**EXERCISE**
Reproduce the data in its entirety, exactly as supplied.

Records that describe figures
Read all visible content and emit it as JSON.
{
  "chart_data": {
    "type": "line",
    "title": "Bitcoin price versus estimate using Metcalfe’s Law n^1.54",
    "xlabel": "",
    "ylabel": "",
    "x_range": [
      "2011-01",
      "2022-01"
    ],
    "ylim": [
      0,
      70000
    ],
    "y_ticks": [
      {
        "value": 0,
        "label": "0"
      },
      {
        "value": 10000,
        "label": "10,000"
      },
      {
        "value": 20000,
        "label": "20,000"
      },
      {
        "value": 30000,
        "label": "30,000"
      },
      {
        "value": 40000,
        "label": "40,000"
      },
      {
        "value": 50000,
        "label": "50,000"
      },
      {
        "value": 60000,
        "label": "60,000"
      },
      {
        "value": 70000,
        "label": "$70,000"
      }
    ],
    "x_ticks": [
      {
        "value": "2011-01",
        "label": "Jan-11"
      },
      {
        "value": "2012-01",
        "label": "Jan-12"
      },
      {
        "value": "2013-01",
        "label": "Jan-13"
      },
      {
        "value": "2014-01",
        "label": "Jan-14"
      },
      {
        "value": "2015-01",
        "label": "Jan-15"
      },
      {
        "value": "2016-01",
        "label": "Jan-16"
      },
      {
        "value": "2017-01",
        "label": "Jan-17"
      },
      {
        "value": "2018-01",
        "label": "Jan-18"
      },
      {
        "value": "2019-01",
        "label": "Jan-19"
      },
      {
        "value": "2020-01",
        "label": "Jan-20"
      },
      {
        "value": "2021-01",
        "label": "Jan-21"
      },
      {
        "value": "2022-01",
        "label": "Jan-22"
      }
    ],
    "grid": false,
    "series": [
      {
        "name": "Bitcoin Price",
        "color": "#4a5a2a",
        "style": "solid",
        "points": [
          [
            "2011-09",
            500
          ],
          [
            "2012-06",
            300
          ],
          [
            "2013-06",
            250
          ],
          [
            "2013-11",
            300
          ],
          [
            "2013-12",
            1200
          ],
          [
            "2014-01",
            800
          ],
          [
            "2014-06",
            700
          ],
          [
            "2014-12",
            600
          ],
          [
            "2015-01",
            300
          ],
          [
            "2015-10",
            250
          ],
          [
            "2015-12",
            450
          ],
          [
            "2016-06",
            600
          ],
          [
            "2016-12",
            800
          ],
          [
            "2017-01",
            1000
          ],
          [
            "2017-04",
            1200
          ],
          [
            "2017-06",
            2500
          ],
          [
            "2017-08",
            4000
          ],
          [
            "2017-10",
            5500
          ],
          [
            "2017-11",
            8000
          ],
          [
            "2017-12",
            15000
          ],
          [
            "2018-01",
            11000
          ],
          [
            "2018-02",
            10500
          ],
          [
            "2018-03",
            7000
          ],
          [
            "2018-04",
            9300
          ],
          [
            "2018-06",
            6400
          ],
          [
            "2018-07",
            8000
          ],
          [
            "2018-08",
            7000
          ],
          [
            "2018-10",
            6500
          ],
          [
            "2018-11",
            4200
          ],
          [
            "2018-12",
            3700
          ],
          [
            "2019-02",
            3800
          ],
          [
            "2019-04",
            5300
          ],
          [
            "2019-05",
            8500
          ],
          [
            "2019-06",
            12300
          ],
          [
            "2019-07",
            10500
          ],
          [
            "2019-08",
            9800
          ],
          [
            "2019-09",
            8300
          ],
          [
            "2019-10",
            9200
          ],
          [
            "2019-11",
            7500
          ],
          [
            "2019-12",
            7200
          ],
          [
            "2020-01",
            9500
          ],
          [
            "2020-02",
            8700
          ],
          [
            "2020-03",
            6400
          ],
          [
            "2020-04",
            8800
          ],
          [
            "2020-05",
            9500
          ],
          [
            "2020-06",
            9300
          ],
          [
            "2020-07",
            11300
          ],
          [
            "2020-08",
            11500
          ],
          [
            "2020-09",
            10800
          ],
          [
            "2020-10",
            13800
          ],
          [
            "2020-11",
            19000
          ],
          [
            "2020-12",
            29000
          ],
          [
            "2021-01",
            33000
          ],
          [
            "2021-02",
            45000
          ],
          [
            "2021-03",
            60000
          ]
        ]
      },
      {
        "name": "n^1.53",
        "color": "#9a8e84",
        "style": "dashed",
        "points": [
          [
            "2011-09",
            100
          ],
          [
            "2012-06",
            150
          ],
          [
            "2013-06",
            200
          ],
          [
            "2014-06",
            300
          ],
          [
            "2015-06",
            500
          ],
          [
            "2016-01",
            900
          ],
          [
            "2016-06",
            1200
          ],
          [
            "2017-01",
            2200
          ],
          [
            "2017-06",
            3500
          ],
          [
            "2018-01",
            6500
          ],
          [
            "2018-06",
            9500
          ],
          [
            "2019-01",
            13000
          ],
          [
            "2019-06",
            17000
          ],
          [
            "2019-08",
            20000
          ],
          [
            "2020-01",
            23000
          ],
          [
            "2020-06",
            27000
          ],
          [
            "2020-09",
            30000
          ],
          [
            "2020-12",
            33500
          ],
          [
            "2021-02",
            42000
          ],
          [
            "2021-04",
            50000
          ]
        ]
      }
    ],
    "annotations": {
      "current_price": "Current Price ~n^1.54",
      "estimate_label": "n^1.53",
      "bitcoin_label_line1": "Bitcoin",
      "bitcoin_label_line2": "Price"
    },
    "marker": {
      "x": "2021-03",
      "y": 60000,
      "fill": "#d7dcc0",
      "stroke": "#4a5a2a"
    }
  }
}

**TASK SOLUTION**
Read all visible content and emit it as JSON.
{
  "chart_data": {
    "type": "line",
    "title": "Bitcoin price versus estimate using Metcalfe’s Law n^1.54",
    "xlabel": "",
    "ylabel": "",
    "x_range": [
      "2011-01",
      "2022-01"
    ],
    "ylim": [
      0,
      70000
    ],
    "y_ticks": [
      {
        "value": 0,
        "label": "0"
      },
      {
        "value": 10000,
        "label": "10,000"
      },
      {
        "value": 20000,
        "label": "20,000"
      },
      {
        "value": 30000,
        "label": "30,000"
      },
      {
        "value": 40000,
        "label": "40,000"
      },
      {
        "value": 50000,
        "label": "50,000"
      },
      {
        "value": 60000,
        "label": "60,000"
      },
      {
        "value": 70000,
        "label": "$70,000"
      }
    ],
    "x_ticks": [
      {
        "value": "2011-01",
        "label": "Jan-11"
      },
      {
        "value": "2012-01",
        "label": "Jan-12"
      },
      {
        "value": "2013-01",
        "label": "Jan-13"
      },
      {
        "value": "2014-01",
        "label": "Jan-14"
      },
      {
        "value": "2015-01",
        "label": "Jan-15"
      },
      {
        "value": "2016-01",
        "label": "Jan-16"
      },
      {
        "value": "2017-01",
        "label": "Jan-17"
      },
      {
        "value": "2018-01",
        "label": "Jan-18"
      },
      {
        "value": "2019-01",
        "label": "Jan-19"
      },
      {
        "value": "2020-01",
        "label": "Jan-20"
      },
      {
        "value": "2021-01",
        "label": "Jan-21"
      },
      {
        "value": "2022-01",
        "label": "Jan-22"
      }
    ],
    "grid": false,
    "series": [
      {
        "name": "Bitcoin Price",
        "color": "#4a5a2a",
        "style": "solid",
        "points": [
          [
            "2011-09",
            500
          ],
          [
            "2012-06",
            300
          ],
          [
            "2013-06",
            250
          ],
          [
            "2013-11",
            300
          ],
          [
            "2013-12",
            1200
          ],
          [
            "2014-01",
            800
          ],
          [
            "2014-06",
            700
          ],
          [
            "2014-12",
            600
          ],
          [
            "2015-01",
            300
          ],
          [
            "2015-10",
            250
          ],
          [
            "2015-12",
            450
          ],
          [
            "2016-06",
            600
          ],
          [
            "2016-12",
            800
          ],
          [
            "2017-01",
            1000
          ],
          [
            "2017-04",
            1200
          ],
          [
            "2017-06",
            2500
          ],
          [
            "2017-08",
            4000
          ],
          [
            "2017-10",
            5500
          ],
          [
            "2017-11",
            8000
          ],
          [
            "2017-12",
            15000
          ],
          [
            "2018-01",
            11000
          ],
          [
            "2018-02",
            10500
          ],
          [
            "2018-03",
            7000
          ],
          [
            "2018-04",
            9300
          ],
          [
            "2018-06",
            6400
          ],
          [
            "2018-07",
            8000
          ],
          [
            "2018-08",
            7000
          ],
          [
            "2018-10",
            6500
          ],
          [
            "2018-11",
            4200
          ],
          [
            "2018-12",
            3700
          ],
          [
            "2019-02",
            3800
          ],
          [
            "2019-04",
            5300
          ],
          [
            "2019-05",
            8500
          ],
          [
            "2019-06",
            12300
          ],
          [
            "2019-07",
            10500
          ],
          [
            "2019-08",
            9800
          ],
          [
            "2019-09",
            8300
          ],
          [
            "2019-10",
            9200
          ],
          [
            "2019-11",
            7500
          ],
          [
            "2019-12",
            7200
          ],
          [
            "2020-01",
            9500
          ],
          [
            "2020-02",
            8700
          ],
          [
            "2020-03",
            6400
          ],
          [
            "2020-04",
            8800
          ],
          [
            "2020-05",
            9500
          ],
          [
            "2020-06",
            9300
          ],
          [
            "2020-07",
            11300
          ],
          [
            "2020-08",
            11500
          ],
          [
            "2020-09",
            10800
          ],
          [
            "2020-10",
            13800
          ],
          [
            "2020-11",
            19000
          ],
          [
            "2020-12",
            29000
          ],
          [
            "2021-01",
            33000
          ],
          [
            "2021-02",
            45000
          ],
          [
            "2021-03",
            60000
          ]
        ]
      },
      {
        "name": "n^1.53",
        "color": "#9a8e84",
        "style": "dashed",
        "points": [
          [
            "2011-09",
            100
          ],
          [
            "2012-06",
            150
          ],
          [
            "2013-06",
            200
          ],
          [
            "2014-06",
            300
          ],
          [
            "2015-06",
            500
          ],
          [
            "2016-01",
            900
          ],
          [
            "2016-06",
            1200
          ],
          [
            "2017-01",
            2200
          ],
          [
            "2017-06",
            3500
          ],
          [
            "2018-01",
            6500
          ],
          [
            "2018-06",
            9500
          ],
          [
            "2019-01",
            13000
          ],
          [
            "2019-06",
            17000
          ],
          [
            "2019-08",
            20000
          ],
          [
            "2020-01",
            23000
          ],
          [
            "2020-06",
            27000
          ],
          [
            "2020-09",
            30000
          ],
          [
            "2020-12",
            33500
          ],
          [
            "2021-02",
            42000
          ],
          [
            "2021-04",
            50000
          ]
        ]
      }
    ],
    "annotations": {
      "current_price": "Current Price ~n^1.54",
      "estimate_label": "n^1.53",
      "bitcoin_label_line1": "Bitcoin",
      "bitcoin_label_line2": "Price"
    },
    "marker": {
      "x": "2021-03",
      "y": 60000,
      "fill": "#d7dcc0",
      "stroke": "#4a5a2a"
    }
  }
}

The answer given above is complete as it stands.